◆ Available records ◆
★ ★ ★ ★

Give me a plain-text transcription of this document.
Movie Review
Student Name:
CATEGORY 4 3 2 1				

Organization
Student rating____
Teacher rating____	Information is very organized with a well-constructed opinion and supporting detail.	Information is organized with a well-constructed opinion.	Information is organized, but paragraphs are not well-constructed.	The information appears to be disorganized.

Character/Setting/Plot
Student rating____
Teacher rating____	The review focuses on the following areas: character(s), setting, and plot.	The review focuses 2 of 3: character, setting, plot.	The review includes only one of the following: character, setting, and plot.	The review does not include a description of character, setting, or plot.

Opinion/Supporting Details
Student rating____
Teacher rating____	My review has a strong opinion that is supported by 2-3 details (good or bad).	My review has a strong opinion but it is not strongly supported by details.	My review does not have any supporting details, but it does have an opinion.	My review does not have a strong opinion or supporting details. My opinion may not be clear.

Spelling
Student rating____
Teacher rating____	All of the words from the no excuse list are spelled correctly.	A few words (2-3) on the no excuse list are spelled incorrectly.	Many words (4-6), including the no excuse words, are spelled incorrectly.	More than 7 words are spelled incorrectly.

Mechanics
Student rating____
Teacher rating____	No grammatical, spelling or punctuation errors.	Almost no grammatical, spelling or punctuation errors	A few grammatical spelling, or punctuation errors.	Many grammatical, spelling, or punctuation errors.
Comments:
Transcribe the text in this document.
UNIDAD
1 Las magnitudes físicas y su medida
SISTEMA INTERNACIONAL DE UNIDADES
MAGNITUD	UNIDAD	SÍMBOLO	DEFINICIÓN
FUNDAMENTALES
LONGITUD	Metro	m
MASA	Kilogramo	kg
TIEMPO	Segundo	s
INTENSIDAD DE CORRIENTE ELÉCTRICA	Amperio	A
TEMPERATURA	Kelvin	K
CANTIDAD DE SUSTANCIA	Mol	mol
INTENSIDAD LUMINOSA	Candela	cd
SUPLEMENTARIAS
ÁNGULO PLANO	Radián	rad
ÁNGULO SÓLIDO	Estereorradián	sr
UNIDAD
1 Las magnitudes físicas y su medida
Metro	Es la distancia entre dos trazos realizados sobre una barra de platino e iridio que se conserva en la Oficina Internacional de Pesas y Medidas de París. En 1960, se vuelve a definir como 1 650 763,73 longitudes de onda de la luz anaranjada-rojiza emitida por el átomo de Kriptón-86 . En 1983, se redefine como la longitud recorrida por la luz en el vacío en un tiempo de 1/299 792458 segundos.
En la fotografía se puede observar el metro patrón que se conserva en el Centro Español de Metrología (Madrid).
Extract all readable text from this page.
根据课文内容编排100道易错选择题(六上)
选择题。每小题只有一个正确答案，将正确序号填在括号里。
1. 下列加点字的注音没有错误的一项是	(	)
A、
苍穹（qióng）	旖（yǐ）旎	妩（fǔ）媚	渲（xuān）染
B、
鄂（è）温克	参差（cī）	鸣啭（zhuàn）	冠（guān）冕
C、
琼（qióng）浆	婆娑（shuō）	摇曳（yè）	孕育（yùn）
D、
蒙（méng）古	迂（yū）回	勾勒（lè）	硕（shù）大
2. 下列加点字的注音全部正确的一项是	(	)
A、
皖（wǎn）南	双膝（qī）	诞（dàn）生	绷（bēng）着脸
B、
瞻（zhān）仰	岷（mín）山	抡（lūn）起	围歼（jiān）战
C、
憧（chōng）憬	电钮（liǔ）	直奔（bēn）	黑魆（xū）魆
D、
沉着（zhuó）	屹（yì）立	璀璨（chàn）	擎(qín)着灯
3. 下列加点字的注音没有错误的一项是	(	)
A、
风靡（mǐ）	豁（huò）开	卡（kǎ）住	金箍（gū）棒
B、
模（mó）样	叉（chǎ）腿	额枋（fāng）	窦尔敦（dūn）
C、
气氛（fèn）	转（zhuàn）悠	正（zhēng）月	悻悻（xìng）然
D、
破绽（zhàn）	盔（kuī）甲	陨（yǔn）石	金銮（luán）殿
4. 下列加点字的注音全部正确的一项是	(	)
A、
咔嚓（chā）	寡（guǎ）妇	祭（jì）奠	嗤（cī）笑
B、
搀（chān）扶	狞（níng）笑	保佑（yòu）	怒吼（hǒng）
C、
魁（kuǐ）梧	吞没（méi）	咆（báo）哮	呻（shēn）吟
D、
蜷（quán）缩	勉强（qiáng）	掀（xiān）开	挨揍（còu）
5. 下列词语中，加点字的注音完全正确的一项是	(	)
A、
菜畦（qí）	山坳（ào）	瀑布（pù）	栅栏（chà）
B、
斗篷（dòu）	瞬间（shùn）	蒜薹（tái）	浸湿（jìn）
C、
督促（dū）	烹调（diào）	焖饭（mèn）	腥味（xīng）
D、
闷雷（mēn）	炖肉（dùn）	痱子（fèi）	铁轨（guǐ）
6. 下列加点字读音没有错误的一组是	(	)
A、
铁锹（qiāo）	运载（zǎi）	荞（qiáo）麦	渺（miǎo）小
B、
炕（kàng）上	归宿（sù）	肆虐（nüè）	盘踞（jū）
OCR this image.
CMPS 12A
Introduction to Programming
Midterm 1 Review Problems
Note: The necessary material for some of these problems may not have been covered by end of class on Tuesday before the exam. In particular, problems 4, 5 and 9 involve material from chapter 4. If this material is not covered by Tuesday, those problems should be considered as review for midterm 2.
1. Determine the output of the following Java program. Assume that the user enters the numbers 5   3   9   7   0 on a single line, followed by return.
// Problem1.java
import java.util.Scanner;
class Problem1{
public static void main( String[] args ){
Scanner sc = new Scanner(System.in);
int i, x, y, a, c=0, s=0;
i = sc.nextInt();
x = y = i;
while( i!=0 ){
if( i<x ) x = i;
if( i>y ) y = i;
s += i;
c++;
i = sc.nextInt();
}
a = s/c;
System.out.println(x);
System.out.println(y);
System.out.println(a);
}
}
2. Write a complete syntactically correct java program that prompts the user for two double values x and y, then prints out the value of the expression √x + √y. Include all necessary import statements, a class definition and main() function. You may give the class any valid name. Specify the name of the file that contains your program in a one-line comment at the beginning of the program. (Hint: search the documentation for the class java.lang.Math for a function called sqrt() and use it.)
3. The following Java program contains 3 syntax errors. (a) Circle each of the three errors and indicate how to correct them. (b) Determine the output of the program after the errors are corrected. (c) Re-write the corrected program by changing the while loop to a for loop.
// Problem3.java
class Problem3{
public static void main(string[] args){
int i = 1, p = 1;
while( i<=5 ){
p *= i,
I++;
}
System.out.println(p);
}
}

★ ★ ★ ★

◆ Written exercise ◆
Reply with one number: the count of lines in the entries that include the word "import".

◆ Reply to the task ◆
2